Exercise objective
Copy, from the material below, each line where "evaluated" shows up.
(Source data begins)
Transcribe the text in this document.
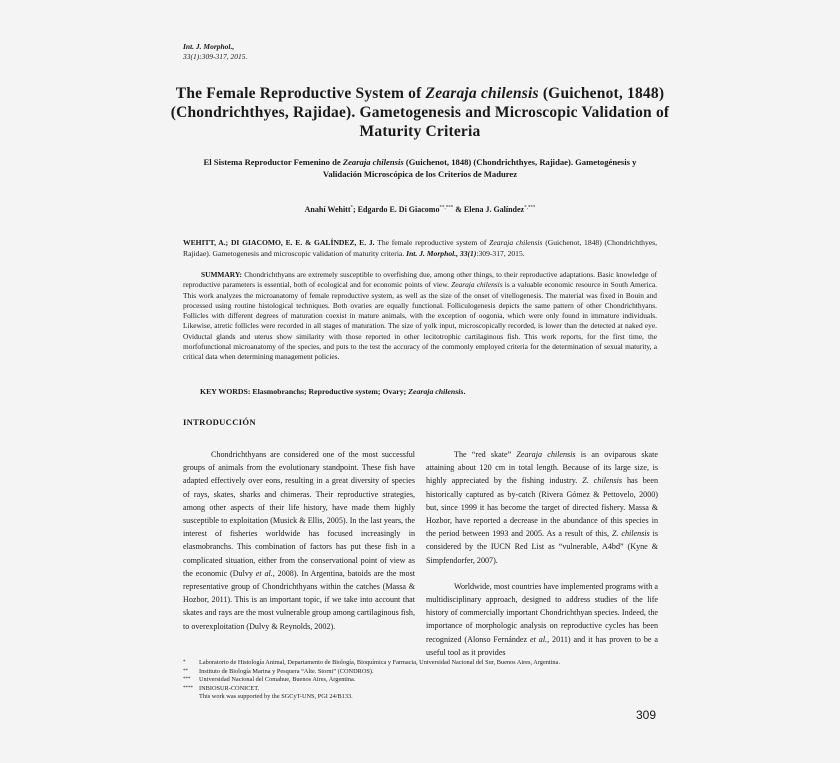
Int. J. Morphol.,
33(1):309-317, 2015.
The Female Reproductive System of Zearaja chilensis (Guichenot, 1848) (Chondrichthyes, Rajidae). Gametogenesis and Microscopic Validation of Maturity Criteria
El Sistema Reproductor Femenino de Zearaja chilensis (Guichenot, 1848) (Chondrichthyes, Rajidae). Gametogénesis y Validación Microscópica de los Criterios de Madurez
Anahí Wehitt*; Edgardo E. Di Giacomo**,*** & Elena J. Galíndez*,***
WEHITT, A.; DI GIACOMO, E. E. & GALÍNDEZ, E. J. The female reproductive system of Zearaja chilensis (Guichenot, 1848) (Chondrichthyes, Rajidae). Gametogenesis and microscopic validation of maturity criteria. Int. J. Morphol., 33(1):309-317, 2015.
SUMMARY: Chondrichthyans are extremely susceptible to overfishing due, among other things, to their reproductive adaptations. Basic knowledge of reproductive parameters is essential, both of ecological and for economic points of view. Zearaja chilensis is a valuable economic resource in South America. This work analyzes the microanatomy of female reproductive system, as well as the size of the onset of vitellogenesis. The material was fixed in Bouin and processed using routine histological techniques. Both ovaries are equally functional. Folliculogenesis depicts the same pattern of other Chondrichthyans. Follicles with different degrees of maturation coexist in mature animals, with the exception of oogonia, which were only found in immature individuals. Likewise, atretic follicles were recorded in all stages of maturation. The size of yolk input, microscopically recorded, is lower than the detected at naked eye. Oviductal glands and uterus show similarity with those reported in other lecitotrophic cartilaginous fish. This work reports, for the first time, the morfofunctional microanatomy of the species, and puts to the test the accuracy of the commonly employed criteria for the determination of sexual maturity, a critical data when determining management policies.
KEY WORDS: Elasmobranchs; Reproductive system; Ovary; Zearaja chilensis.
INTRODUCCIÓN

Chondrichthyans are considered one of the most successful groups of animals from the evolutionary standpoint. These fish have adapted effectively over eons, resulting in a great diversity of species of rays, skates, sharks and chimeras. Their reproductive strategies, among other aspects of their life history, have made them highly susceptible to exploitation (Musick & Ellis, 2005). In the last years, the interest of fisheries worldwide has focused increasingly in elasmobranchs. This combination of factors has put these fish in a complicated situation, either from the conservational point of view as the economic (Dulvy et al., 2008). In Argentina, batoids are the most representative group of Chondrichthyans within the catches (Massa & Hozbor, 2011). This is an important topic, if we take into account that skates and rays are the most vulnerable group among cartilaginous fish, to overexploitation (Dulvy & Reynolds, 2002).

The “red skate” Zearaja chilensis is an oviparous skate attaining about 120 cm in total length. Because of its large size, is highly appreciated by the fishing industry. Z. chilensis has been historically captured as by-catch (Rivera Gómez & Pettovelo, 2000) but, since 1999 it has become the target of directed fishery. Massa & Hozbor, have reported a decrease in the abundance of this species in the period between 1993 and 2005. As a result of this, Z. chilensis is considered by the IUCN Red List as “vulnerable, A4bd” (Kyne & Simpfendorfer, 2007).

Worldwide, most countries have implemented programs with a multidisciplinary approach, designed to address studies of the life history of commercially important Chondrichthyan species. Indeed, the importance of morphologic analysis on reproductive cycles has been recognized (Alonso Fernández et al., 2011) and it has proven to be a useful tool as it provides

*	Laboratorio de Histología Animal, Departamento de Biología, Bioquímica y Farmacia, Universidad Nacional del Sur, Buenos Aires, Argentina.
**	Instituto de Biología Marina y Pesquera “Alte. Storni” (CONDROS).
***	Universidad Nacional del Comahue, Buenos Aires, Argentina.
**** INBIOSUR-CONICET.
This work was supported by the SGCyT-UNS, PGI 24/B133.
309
(Source data ends)
(Source data begins)
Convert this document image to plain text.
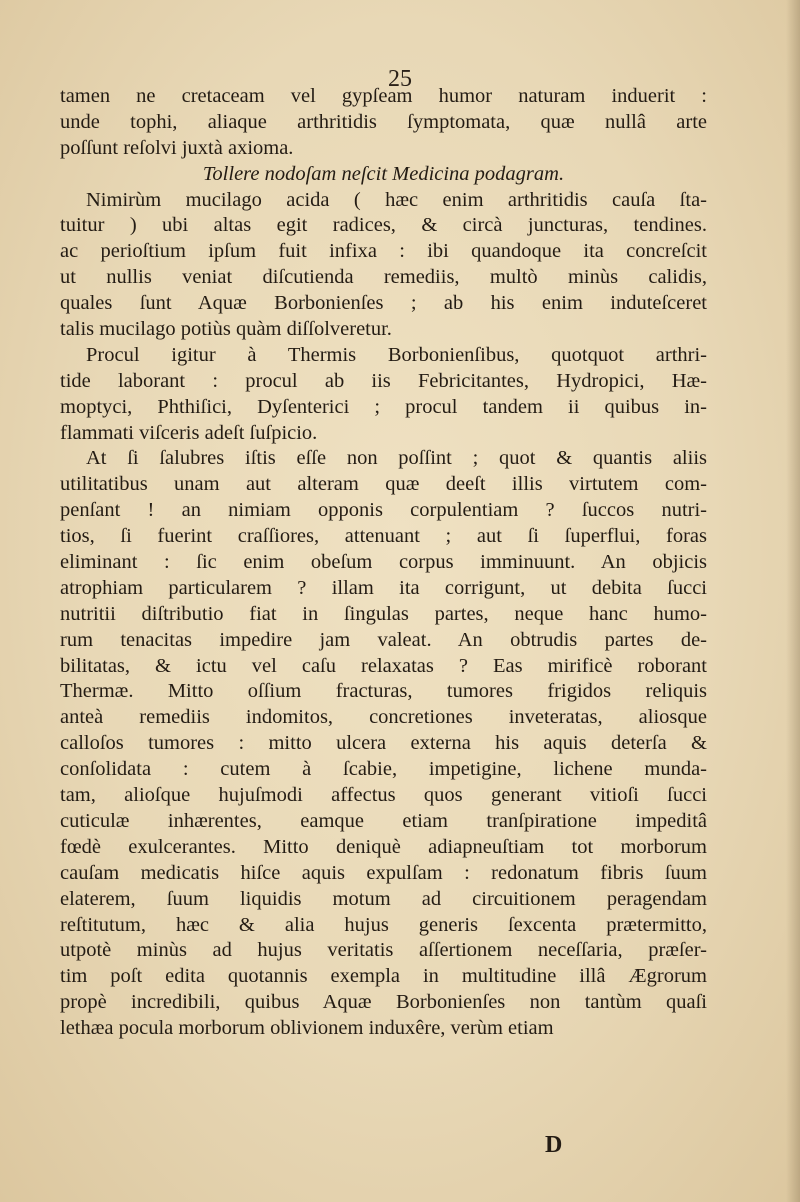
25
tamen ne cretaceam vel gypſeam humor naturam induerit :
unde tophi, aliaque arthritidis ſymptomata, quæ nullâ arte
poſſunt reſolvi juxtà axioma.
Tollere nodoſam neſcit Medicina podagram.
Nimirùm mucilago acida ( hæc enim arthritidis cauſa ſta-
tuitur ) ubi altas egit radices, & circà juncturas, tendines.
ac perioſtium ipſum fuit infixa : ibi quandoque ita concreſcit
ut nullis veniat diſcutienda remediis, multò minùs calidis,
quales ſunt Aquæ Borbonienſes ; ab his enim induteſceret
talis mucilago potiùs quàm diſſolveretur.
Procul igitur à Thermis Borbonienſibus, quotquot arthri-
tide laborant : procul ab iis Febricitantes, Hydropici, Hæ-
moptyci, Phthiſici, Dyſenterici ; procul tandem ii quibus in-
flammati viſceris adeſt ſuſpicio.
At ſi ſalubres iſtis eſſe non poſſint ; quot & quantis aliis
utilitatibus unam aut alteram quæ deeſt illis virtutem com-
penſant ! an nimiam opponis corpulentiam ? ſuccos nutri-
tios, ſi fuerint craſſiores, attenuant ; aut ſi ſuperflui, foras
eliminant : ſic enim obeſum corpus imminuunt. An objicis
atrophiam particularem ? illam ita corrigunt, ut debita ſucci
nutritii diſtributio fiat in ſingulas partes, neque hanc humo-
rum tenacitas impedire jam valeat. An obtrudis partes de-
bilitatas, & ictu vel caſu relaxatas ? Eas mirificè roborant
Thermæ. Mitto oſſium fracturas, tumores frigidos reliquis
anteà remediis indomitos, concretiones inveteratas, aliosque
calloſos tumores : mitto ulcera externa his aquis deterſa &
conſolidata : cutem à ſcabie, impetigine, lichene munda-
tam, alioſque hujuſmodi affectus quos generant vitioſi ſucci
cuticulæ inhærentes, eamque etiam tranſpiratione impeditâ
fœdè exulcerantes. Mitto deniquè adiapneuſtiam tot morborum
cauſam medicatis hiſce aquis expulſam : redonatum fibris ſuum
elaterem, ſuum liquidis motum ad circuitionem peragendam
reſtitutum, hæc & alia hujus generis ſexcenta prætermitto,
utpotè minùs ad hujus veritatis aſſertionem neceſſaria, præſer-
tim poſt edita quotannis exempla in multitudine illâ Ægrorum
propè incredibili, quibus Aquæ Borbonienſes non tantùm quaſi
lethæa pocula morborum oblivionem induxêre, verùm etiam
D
(Source data ends)
(Source data begins)
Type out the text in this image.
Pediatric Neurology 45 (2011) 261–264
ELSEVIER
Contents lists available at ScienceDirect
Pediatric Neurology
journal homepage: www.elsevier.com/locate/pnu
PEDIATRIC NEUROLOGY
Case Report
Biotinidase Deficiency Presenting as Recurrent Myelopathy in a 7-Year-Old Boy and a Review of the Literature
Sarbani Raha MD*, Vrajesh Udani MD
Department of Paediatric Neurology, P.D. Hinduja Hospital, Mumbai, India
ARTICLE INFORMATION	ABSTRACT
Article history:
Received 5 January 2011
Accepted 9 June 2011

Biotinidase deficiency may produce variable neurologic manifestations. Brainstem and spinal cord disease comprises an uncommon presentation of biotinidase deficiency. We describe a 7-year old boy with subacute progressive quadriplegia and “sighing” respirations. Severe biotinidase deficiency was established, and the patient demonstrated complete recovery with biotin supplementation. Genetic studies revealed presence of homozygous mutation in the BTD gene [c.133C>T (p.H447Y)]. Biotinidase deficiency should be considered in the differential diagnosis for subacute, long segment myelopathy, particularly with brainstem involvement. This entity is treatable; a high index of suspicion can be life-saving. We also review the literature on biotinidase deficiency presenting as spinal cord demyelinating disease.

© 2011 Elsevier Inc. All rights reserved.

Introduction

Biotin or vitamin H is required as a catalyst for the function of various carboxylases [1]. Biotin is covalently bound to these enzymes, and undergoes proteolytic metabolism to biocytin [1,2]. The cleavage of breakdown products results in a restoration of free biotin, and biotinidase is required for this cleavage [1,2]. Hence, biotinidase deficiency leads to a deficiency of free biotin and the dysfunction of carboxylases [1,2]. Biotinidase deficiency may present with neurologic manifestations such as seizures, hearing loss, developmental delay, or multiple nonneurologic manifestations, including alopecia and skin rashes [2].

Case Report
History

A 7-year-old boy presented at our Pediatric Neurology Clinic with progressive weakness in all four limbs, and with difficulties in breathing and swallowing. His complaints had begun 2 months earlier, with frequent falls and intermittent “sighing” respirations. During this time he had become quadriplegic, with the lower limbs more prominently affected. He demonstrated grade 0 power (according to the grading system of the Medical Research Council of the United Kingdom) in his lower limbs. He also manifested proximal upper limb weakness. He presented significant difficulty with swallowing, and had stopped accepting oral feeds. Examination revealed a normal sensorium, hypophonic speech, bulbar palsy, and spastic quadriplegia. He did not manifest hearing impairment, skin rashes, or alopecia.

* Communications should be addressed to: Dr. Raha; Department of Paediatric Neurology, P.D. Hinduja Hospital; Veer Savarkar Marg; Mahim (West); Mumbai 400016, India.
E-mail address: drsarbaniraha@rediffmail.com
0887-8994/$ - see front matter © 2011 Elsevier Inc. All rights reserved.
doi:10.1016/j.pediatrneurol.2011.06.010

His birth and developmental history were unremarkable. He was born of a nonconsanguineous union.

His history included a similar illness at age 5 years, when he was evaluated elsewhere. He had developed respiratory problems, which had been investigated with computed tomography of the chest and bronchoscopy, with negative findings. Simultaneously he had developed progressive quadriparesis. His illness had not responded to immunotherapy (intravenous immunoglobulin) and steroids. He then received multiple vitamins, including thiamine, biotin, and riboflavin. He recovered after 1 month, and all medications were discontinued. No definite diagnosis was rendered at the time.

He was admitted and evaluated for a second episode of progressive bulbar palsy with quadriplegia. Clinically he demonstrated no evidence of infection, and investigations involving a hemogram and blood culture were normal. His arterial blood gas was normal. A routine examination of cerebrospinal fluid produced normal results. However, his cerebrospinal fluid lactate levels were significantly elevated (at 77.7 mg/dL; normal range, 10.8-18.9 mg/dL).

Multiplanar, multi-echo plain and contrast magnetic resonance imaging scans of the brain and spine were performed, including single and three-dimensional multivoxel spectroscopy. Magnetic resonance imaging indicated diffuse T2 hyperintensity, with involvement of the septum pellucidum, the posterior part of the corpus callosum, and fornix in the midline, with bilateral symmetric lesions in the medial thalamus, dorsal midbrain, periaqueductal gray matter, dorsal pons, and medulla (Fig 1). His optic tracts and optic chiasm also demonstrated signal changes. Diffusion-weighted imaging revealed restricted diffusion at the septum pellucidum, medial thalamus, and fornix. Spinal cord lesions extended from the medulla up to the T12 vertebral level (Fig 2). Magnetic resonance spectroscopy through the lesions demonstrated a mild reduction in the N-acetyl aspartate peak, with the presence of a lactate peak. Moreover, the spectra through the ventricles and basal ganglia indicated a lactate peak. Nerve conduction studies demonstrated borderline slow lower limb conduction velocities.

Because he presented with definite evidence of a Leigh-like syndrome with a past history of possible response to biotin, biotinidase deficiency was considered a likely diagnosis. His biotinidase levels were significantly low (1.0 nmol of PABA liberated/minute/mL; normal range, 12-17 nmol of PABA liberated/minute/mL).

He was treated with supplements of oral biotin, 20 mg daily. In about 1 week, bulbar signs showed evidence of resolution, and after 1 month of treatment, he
(Source data ends)
Task output
His history included a similar illness at age 5 years, when he was evaluated elsewhere. He had developed respiratory problems, which had been investigated with computed tomography of the chest and bronchoscopy, with negative findings. Simultaneously he had developed progressive quadriparesis. His illness had not responded to immunotherapy (intravenous immunoglobulin) and steroids. He then received multiple vitamins, including thiamine, biotin, and riboflavin. He recovered after 1 month, and all medications were discontinued. No definite diagnosis was rendered at the time.
He was admitted and evaluated for a second episode of progressive bulbar palsy with quadriplegia. Clinically he demonstrated no evidence of infection, and investigations involving a hemogram and blood culture were normal. His arterial blood gas was normal. A routine examination of cerebrospinal fluid produced normal results. However, his cerebrospinal fluid lactate levels were significantly elevated (at 77.7 mg/dL; normal range, 10.8-18.9 mg/dL).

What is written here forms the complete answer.